▸ MATERIAL SUPPLIED

----------------

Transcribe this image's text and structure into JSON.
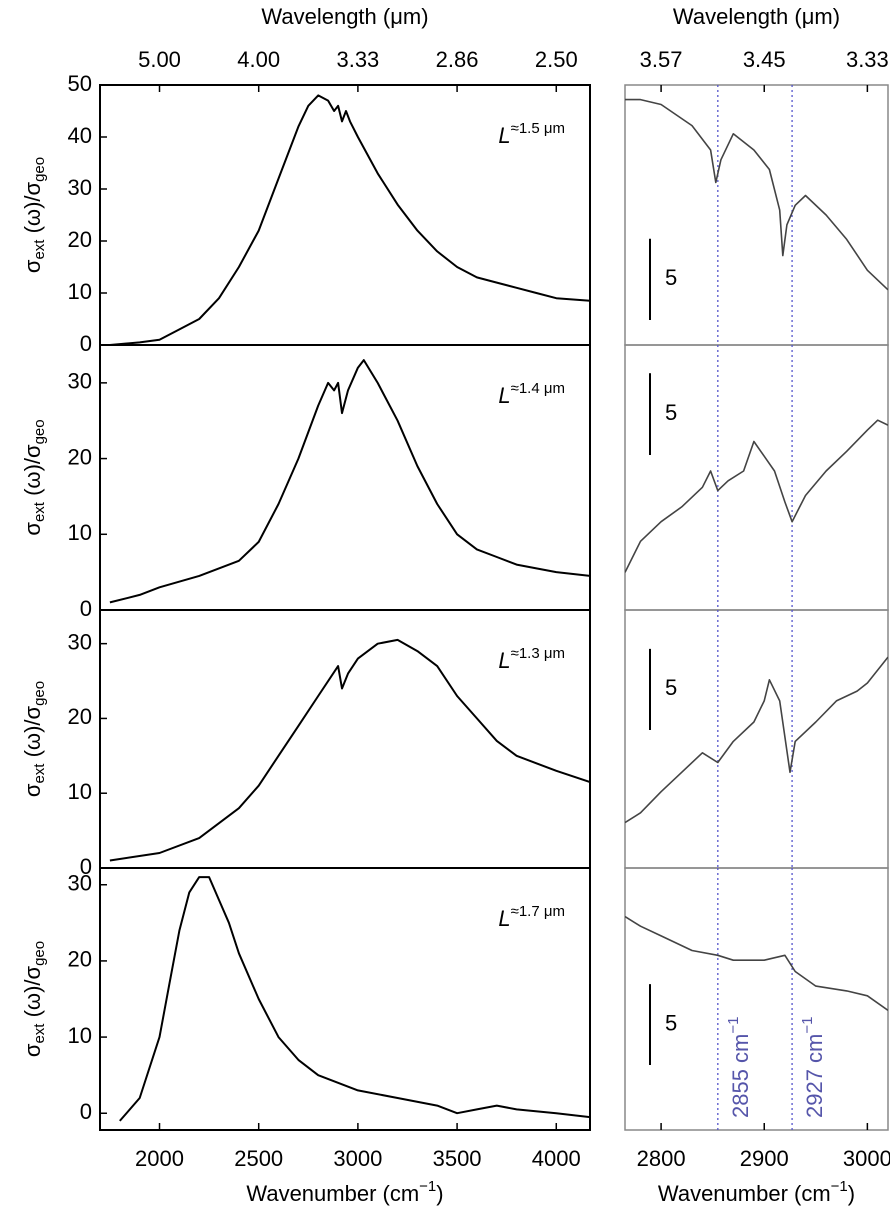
{
  "chart_data": [
    {
      "type": "line",
      "annotation": [
        "L",
        "≈1.5 μm"
      ],
      "ylabel": [
        "σ",
        "ext",
        " (ω)/σ",
        "geo"
      ],
      "x2label": "Wavelength (μm)",
      "x2ticks": [
        {
          "value": 2000,
          "label": "5.00"
        },
        {
          "value": 2500,
          "label": "4.00"
        },
        {
          "value": 3000,
          "label": "3.33"
        },
        {
          "value": 3500,
          "label": "2.86"
        },
        {
          "value": 4000,
          "label": "2.50"
        }
      ],
      "x": [
        1750,
        1900,
        2000,
        2100,
        2200,
        2300,
        2400,
        2500,
        2600,
        2700,
        2750,
        2800,
        2850,
        2880,
        2900,
        2920,
        2940,
        2960,
        3000,
        3100,
        3200,
        3300,
        3400,
        3500,
        3600,
        3700,
        3800,
        3900,
        4000,
        4170
      ],
      "values": [
        0,
        0.5,
        1,
        3,
        5,
        9,
        15,
        22,
        32,
        42,
        46,
        48,
        47,
        45,
        46,
        43,
        45,
        43,
        40,
        33,
        27,
        22,
        18,
        15,
        13,
        12,
        11,
        10,
        9,
        8.5
      ],
      "color": "#000000",
      "xlim": [
        1700,
        4170
      ],
      "ylim": [
        0,
        50
      ],
      "yticks": [
        0,
        10,
        20,
        30,
        40,
        50
      ]
    },
    {
      "type": "line",
      "annotation": [
        "L",
        "≈1.4 μm"
      ],
      "ylabel": [
        "σ",
        "ext",
        " (ω)/σ",
        "geo"
      ],
      "x": [
        1750,
        1900,
        2000,
        2200,
        2400,
        2500,
        2600,
        2700,
        2800,
        2850,
        2880,
        2900,
        2920,
        2950,
        3000,
        3030,
        3100,
        3200,
        3300,
        3400,
        3500,
        3600,
        3700,
        3800,
        3900,
        4000,
        4170
      ],
      "values": [
        1,
        2,
        3,
        4.5,
        6.5,
        9,
        14,
        20,
        27,
        30,
        29,
        30,
        26,
        29,
        32,
        33,
        30,
        25,
        19,
        14,
        10,
        8,
        7,
        6,
        5.5,
        5,
        4.5
      ],
      "color": "#000000",
      "xlim": [
        1700,
        4170
      ],
      "ylim": [
        0,
        35
      ],
      "yticks": [
        0,
        10,
        20,
        30
      ]
    },
    {
      "type": "line",
      "annotation": [
        "L",
        "≈1.3 μm"
      ],
      "ylabel": [
        "σ",
        "ext",
        " (ω)/σ",
        "geo"
      ],
      "x": [
        1750,
        2000,
        2200,
        2400,
        2500,
        2600,
        2700,
        2800,
        2900,
        2920,
        2950,
        3000,
        3100,
        3200,
        3300,
        3400,
        3500,
        3600,
        3700,
        3800,
        3900,
        4000,
        4170
      ],
      "values": [
        1,
        2,
        4,
        8,
        11,
        15,
        19,
        23,
        27,
        24,
        26,
        28,
        30,
        30.5,
        29,
        27,
        23,
        20,
        17,
        15,
        14,
        13,
        11.5
      ],
      "color": "#000000",
      "xlim": [
        1700,
        4170
      ],
      "ylim": [
        0,
        34.5
      ],
      "yticks": [
        0,
        10,
        20,
        30
      ]
    },
    {
      "type": "line",
      "annotation": [
        "L",
        "≈1.7 μm"
      ],
      "ylabel": [
        "σ",
        "ext",
        " (ω)/σ",
        "geo"
      ],
      "xlabel": [
        "Wavenumber (cm",
        "−1",
        ")"
      ],
      "xticks": [
        2000,
        2500,
        3000,
        3500,
        4000
      ],
      "x": [
        1800,
        1900,
        2000,
        2050,
        2100,
        2150,
        2200,
        2250,
        2300,
        2350,
        2400,
        2500,
        2600,
        2700,
        2800,
        3000,
        3200,
        3400,
        3500,
        3600,
        3700,
        3800,
        4000,
        4170
      ],
      "values": [
        -1,
        2,
        10,
        17,
        24,
        29,
        31,
        31,
        28,
        25,
        21,
        15,
        10,
        7,
        5,
        3,
        2,
        1,
        0,
        0.5,
        1,
        0.5,
        0,
        -0.5
      ],
      "color": "#000000",
      "xlim": [
        1700,
        4170
      ],
      "ylim": [
        -2.2,
        32.2
      ],
      "yticks": [
        0,
        10,
        20,
        30
      ]
    },
    {
      "type": "line",
      "x2label": "Wavelength (μm)",
      "x2ticks": [
        {
          "value": 2800,
          "label": "3.57"
        },
        {
          "value": 2900,
          "label": "3.45"
        },
        {
          "value": 3000,
          "label": "3.33"
        }
      ],
      "x": [
        2765,
        2780,
        2800,
        2830,
        2848,
        2853,
        2858,
        2870,
        2890,
        2905,
        2915,
        2918,
        2922,
        2930,
        2940,
        2960,
        2980,
        3000,
        3020
      ],
      "values": [
        15.1,
        15.1,
        14.8,
        13.5,
        12,
        10,
        11.4,
        13,
        12,
        10.8,
        8.3,
        5.5,
        7.4,
        8.6,
        9.2,
        8,
        6.5,
        4.6,
        3.4
      ],
      "color": "#444444",
      "xlim": [
        2765,
        3020
      ],
      "ylim": [
        0,
        16
      ],
      "scale_bar": 5,
      "vlines": [
        2855,
        2927
      ]
    },
    {
      "type": "line",
      "x": [
        2765,
        2780,
        2800,
        2820,
        2840,
        2848,
        2855,
        2865,
        2880,
        2890,
        2900,
        2910,
        2920,
        2927,
        2940,
        2960,
        2980,
        3000,
        3010,
        3020
      ],
      "values": [
        2.3,
        4.2,
        5.4,
        6.3,
        7.5,
        8.5,
        7.3,
        7.9,
        8.5,
        10.3,
        9.4,
        8.5,
        6.6,
        5.4,
        7,
        8.5,
        9.7,
        11,
        11.6,
        11.3
      ],
      "color": "#444444",
      "xlim": [
        2765,
        3020
      ],
      "ylim": [
        0,
        16.2
      ],
      "scale_bar": 5,
      "vlines": [
        2855,
        2927
      ]
    },
    {
      "type": "line",
      "x": [
        2765,
        2780,
        2800,
        2820,
        2840,
        2855,
        2870,
        2890,
        2900,
        2905,
        2915,
        2925,
        2930,
        2950,
        2970,
        2990,
        3000,
        3020
      ],
      "values": [
        2.8,
        3.4,
        4.7,
        5.9,
        7.1,
        6.5,
        7.8,
        9,
        10.3,
        11.6,
        10.3,
        5.9,
        7.8,
        9,
        10.3,
        10.9,
        11.4,
        13
      ],
      "color": "#444444",
      "xlim": [
        2765,
        3020
      ],
      "ylim": [
        0,
        15.9
      ],
      "scale_bar": 5,
      "vlines": [
        2855,
        2927
      ]
    },
    {
      "type": "line",
      "xlabel": [
        "Wavenumber (cm",
        "−1",
        ")"
      ],
      "xticks": [
        2800,
        2900,
        3000
      ],
      "x": [
        2765,
        2780,
        2800,
        2830,
        2855,
        2870,
        2900,
        2920,
        2930,
        2950,
        2980,
        3000,
        3020
      ],
      "values": [
        13.2,
        12.6,
        12,
        11.1,
        10.8,
        10.5,
        10.5,
        10.8,
        9.8,
        8.9,
        8.6,
        8.3,
        7.4
      ],
      "color": "#444444",
      "xlim": [
        2765,
        3020
      ],
      "ylim": [
        0,
        16.2
      ],
      "scale_bar": 5,
      "vlines": [
        2855,
        2927
      ],
      "vline_labels": [
        [
          "2855 cm",
          "−1"
        ],
        [
          "2927 cm",
          "−1"
        ]
      ]
    }
  ]
}
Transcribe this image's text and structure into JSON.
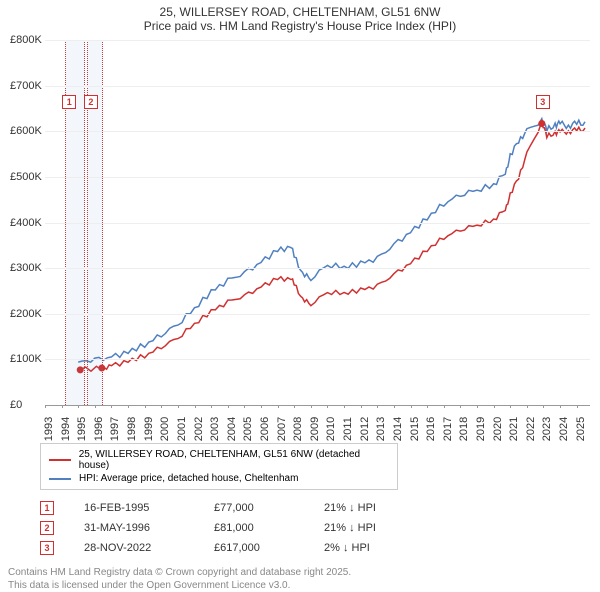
{
  "title": {
    "line1": "25, WILLERSEY ROAD, CHELTENHAM, GL51 6NW",
    "line2": "Price paid vs. HM Land Registry's House Price Index (HPI)"
  },
  "chart": {
    "type": "line",
    "background_color": "#ffffff",
    "grid_color": "#eeeeee",
    "axis_color": "#999999",
    "label_fontsize": 11,
    "ymin": 0,
    "ymax": 800000,
    "ytick_step": 100000,
    "yticks": [
      "£0",
      "£100K",
      "£200K",
      "£300K",
      "£400K",
      "£500K",
      "£600K",
      "£700K",
      "£800K"
    ],
    "xmin": 1993,
    "xmax": 2025.8,
    "xticks": [
      1993,
      1994,
      1995,
      1996,
      1997,
      1998,
      1999,
      2000,
      2001,
      2002,
      2003,
      2004,
      2005,
      2006,
      2007,
      2008,
      2009,
      2010,
      2011,
      2012,
      2013,
      2014,
      2015,
      2016,
      2017,
      2018,
      2019,
      2020,
      2021,
      2022,
      2023,
      2024,
      2025
    ],
    "highlight_bands": [
      {
        "from": 1994.2,
        "to": 1995.3
      },
      {
        "from": 1995.5,
        "to": 1996.4
      }
    ],
    "series_red": {
      "label": "25, WILLERSEY ROAD, CHELTENHAM, GL51 6NW (detached house)",
      "color": "#d03030",
      "points": [
        [
          1995.12,
          77000
        ],
        [
          1996.42,
          81000
        ],
        [
          1997,
          85000
        ],
        [
          1998,
          96000
        ],
        [
          1999,
          108000
        ],
        [
          2000,
          128000
        ],
        [
          2001,
          148000
        ],
        [
          2002,
          178000
        ],
        [
          2003,
          205000
        ],
        [
          2004,
          225000
        ],
        [
          2005,
          238000
        ],
        [
          2006,
          258000
        ],
        [
          2007,
          278000
        ],
        [
          2007.8,
          275000
        ],
        [
          2008,
          268000
        ],
        [
          2008.5,
          230000
        ],
        [
          2009,
          222000
        ],
        [
          2010,
          248000
        ],
        [
          2011,
          245000
        ],
        [
          2012,
          252000
        ],
        [
          2013,
          260000
        ],
        [
          2014,
          285000
        ],
        [
          2015,
          310000
        ],
        [
          2016,
          340000
        ],
        [
          2017,
          368000
        ],
        [
          2018,
          385000
        ],
        [
          2019,
          395000
        ],
        [
          2020,
          405000
        ],
        [
          2020.7,
          430000
        ],
        [
          2021,
          460000
        ],
        [
          2021.5,
          500000
        ],
        [
          2022,
          550000
        ],
        [
          2022.9,
          617000
        ],
        [
          2023.2,
          590000
        ],
        [
          2023.7,
          595000
        ],
        [
          2024,
          600000
        ],
        [
          2024.5,
          598000
        ],
        [
          2025,
          605000
        ],
        [
          2025.5,
          602000
        ]
      ]
    },
    "series_blue": {
      "label": "HPI: Average price, detached house, Cheltenham",
      "color": "#5080c0",
      "points": [
        [
          1995,
          94000
        ],
        [
          1996,
          98000
        ],
        [
          1997,
          104000
        ],
        [
          1998,
          116000
        ],
        [
          1999,
          132000
        ],
        [
          2000,
          155000
        ],
        [
          2001,
          178000
        ],
        [
          2002,
          212000
        ],
        [
          2003,
          248000
        ],
        [
          2004,
          272000
        ],
        [
          2005,
          288000
        ],
        [
          2006,
          312000
        ],
        [
          2007,
          340000
        ],
        [
          2007.8,
          345000
        ],
        [
          2008,
          330000
        ],
        [
          2008.5,
          285000
        ],
        [
          2009,
          278000
        ],
        [
          2010,
          308000
        ],
        [
          2011,
          302000
        ],
        [
          2012,
          310000
        ],
        [
          2013,
          320000
        ],
        [
          2014,
          350000
        ],
        [
          2015,
          378000
        ],
        [
          2016,
          410000
        ],
        [
          2017,
          442000
        ],
        [
          2018,
          462000
        ],
        [
          2019,
          472000
        ],
        [
          2020,
          482000
        ],
        [
          2020.7,
          510000
        ],
        [
          2021,
          545000
        ],
        [
          2021.5,
          580000
        ],
        [
          2022,
          600000
        ],
        [
          2022.9,
          622000
        ],
        [
          2023.2,
          605000
        ],
        [
          2023.7,
          612000
        ],
        [
          2024,
          618000
        ],
        [
          2024.5,
          610000
        ],
        [
          2025,
          620000
        ],
        [
          2025.5,
          615000
        ]
      ]
    },
    "transaction_dots": {
      "color": "#d03030",
      "points": [
        [
          1995.12,
          77000
        ],
        [
          1996.42,
          81000
        ],
        [
          2022.9,
          617000
        ]
      ]
    },
    "markers_on_chart": [
      {
        "n": "1",
        "x": 1994.4,
        "y": 680000,
        "color": "#d03030"
      },
      {
        "n": "2",
        "x": 1995.7,
        "y": 680000,
        "color": "#d03030"
      },
      {
        "n": "3",
        "x": 2022.9,
        "y": 680000,
        "color": "#d03030"
      }
    ]
  },
  "legend": {
    "items": [
      {
        "color": "#d03030",
        "label": "25, WILLERSEY ROAD, CHELTENHAM, GL51 6NW (detached house)"
      },
      {
        "color": "#5080c0",
        "label": "HPI: Average price, detached house, Cheltenham"
      }
    ]
  },
  "transactions": [
    {
      "n": "1",
      "date": "16-FEB-1995",
      "price": "£77,000",
      "pct": "21% ↓ HPI",
      "color": "#d03030"
    },
    {
      "n": "2",
      "date": "31-MAY-1996",
      "price": "£81,000",
      "pct": "21% ↓ HPI",
      "color": "#d03030"
    },
    {
      "n": "3",
      "date": "28-NOV-2022",
      "price": "£617,000",
      "pct": "2% ↓ HPI",
      "color": "#d03030"
    }
  ],
  "footer": {
    "line1": "Contains HM Land Registry data © Crown copyright and database right 2025.",
    "line2": "This data is licensed under the Open Government Licence v3.0."
  }
}
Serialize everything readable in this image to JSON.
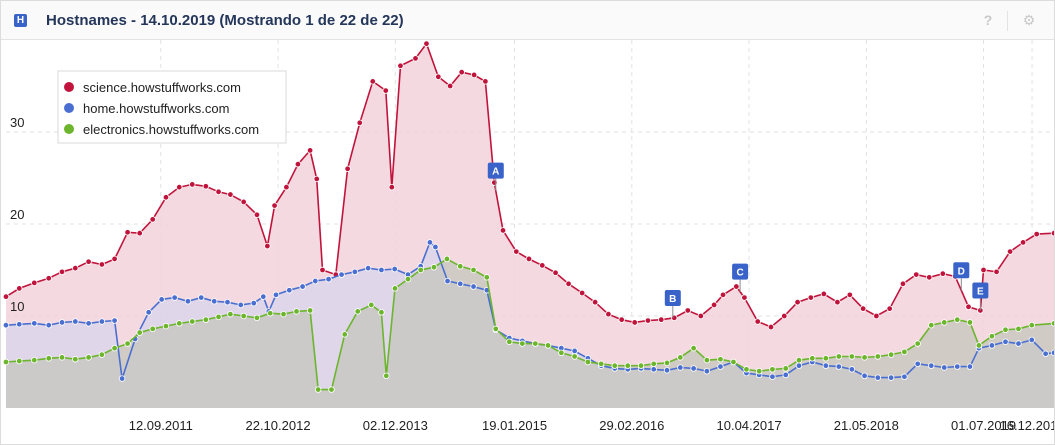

----------------

▸ WHAT IS ASKED
Give nothing but the number of lines containing the string "WILLERSEY".

▸ EXERCISE OUTPUT
3